### Data for the task

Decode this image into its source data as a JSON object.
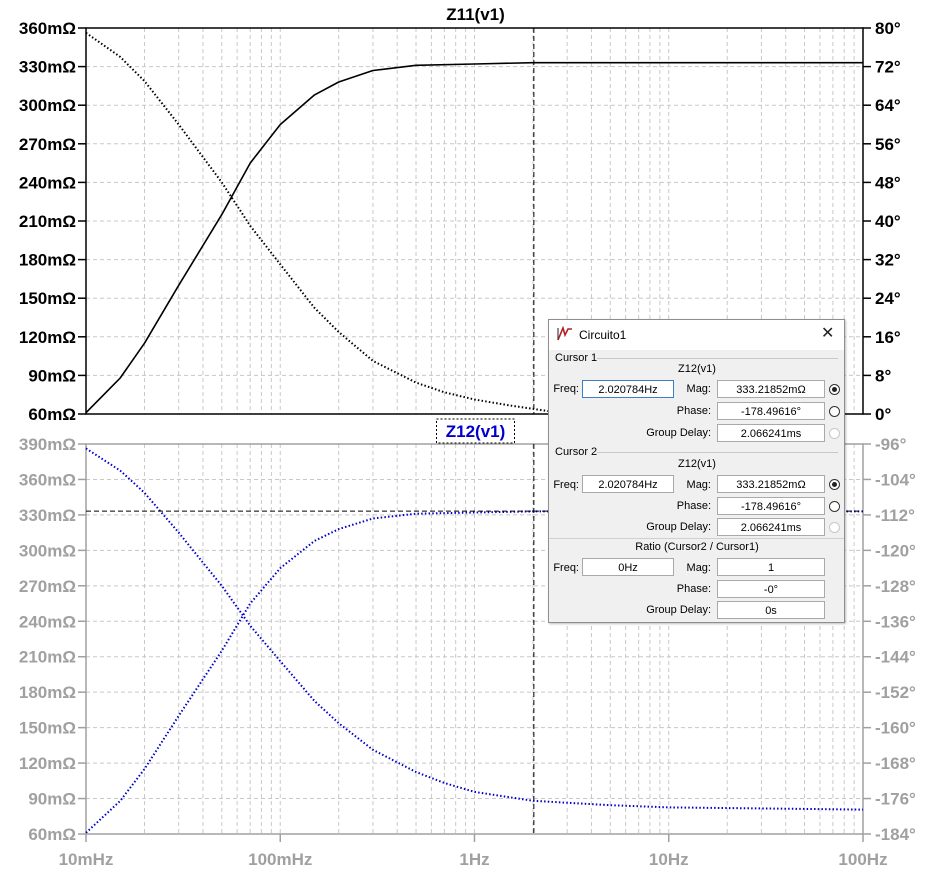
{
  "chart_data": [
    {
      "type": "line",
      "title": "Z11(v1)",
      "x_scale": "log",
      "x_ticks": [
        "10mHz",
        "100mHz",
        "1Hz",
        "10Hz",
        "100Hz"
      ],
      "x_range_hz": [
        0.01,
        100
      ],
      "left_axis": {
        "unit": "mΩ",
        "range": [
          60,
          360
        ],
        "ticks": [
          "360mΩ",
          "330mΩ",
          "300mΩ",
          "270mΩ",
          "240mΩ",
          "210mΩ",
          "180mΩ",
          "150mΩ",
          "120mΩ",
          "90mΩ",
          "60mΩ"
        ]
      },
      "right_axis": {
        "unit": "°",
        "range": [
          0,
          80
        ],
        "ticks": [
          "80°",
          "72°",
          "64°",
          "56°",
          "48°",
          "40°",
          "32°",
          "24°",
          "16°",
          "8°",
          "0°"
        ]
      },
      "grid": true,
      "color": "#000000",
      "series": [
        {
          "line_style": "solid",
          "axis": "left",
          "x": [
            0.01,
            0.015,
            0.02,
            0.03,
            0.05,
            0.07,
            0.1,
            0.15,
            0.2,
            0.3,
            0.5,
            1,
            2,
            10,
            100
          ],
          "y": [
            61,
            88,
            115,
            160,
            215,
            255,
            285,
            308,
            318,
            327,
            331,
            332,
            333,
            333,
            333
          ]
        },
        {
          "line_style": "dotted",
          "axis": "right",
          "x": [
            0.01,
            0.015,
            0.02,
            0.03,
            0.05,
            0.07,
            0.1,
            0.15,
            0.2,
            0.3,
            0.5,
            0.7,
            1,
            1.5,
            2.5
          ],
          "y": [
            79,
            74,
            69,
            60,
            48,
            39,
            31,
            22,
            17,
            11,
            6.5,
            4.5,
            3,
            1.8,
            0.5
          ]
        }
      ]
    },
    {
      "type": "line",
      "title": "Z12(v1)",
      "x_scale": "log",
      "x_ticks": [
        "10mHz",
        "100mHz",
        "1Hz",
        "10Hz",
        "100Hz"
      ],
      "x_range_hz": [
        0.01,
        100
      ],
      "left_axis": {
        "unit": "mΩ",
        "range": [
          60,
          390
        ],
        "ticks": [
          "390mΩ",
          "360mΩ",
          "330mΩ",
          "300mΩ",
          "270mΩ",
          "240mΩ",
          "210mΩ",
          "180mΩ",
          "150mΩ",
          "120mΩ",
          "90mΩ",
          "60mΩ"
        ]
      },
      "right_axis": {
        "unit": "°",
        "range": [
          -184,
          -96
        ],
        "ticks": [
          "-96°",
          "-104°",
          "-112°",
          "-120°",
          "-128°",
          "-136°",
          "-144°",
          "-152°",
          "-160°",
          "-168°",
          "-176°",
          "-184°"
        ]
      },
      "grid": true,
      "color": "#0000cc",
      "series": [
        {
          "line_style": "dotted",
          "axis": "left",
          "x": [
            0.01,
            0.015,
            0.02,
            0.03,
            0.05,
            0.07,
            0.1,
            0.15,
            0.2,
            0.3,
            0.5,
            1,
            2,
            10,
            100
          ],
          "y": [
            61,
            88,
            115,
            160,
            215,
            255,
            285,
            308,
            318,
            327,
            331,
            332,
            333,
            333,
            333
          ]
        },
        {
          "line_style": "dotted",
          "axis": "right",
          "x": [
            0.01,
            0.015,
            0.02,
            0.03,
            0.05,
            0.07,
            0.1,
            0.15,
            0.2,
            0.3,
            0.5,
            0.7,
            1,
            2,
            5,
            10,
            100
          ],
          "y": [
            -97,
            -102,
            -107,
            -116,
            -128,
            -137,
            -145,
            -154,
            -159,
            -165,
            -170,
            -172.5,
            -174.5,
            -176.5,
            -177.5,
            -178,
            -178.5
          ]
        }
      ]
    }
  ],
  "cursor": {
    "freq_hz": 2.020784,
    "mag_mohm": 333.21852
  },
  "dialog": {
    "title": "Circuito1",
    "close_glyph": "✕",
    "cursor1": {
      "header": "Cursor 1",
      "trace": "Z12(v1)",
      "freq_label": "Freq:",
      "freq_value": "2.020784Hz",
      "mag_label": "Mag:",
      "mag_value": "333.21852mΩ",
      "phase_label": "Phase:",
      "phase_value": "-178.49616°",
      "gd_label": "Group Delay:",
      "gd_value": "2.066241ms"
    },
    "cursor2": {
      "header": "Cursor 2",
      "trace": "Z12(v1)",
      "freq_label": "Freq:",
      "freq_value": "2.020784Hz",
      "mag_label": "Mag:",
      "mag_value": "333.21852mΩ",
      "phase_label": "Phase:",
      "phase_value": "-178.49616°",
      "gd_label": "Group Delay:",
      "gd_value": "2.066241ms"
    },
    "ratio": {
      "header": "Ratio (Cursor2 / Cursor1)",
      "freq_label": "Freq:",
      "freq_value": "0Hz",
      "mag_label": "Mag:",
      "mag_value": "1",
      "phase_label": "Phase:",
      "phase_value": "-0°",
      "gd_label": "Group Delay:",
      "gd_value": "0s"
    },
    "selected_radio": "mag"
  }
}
==
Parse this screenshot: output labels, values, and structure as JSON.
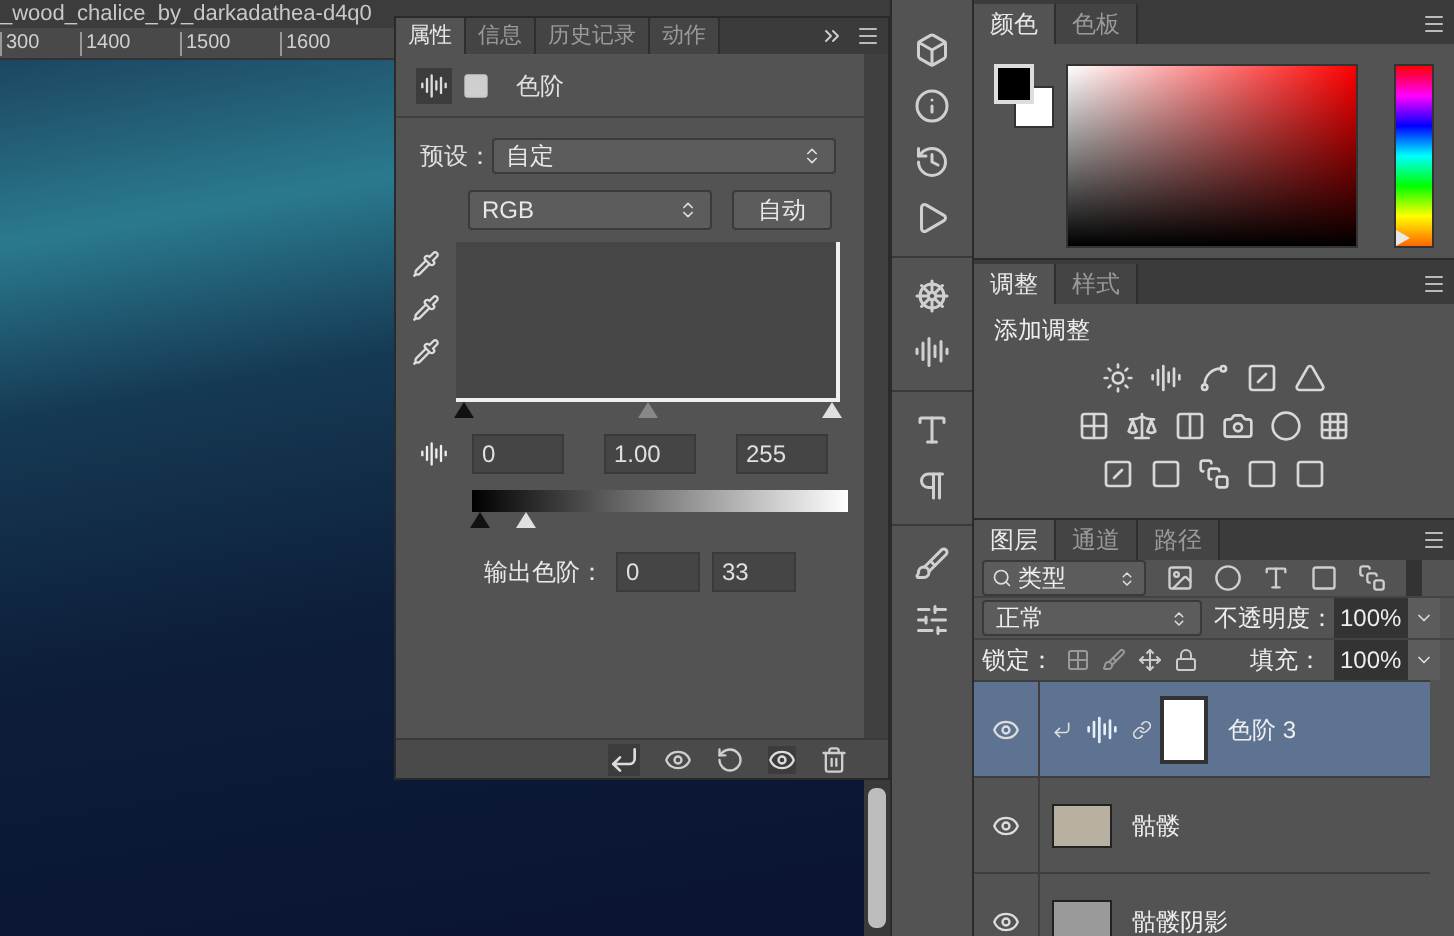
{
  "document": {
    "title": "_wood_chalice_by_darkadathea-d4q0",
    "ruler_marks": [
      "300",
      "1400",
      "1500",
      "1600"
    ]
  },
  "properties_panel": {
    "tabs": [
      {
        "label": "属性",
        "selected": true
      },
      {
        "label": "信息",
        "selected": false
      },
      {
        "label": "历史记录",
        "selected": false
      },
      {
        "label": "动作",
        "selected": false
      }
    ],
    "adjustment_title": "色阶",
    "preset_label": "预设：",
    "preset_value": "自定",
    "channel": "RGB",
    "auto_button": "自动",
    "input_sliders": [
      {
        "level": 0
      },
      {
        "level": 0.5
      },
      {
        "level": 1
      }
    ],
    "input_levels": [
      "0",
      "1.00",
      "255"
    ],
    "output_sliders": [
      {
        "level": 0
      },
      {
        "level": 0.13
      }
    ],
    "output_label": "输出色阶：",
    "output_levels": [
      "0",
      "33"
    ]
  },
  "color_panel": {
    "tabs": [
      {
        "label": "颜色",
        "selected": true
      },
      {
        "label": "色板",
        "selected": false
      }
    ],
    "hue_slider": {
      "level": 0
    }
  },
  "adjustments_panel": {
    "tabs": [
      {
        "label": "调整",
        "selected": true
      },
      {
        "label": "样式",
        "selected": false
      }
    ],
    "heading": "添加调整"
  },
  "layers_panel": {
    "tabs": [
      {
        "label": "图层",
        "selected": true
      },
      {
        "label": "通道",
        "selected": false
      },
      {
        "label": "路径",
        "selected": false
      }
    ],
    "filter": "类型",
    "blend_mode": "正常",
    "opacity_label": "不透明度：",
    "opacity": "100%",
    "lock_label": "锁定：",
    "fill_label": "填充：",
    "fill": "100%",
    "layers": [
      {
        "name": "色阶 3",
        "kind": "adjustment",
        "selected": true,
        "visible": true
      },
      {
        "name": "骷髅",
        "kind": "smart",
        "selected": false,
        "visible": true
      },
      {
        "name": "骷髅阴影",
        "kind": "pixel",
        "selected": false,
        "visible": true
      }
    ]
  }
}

### Task statement
Filter the records, keeping only lines that contain "header", and show those lines.

### Exercise result
      "header": "Cursor 1",
      "header": "Cursor 2",
      "header": "Ratio (Cursor2 / Cursor1)",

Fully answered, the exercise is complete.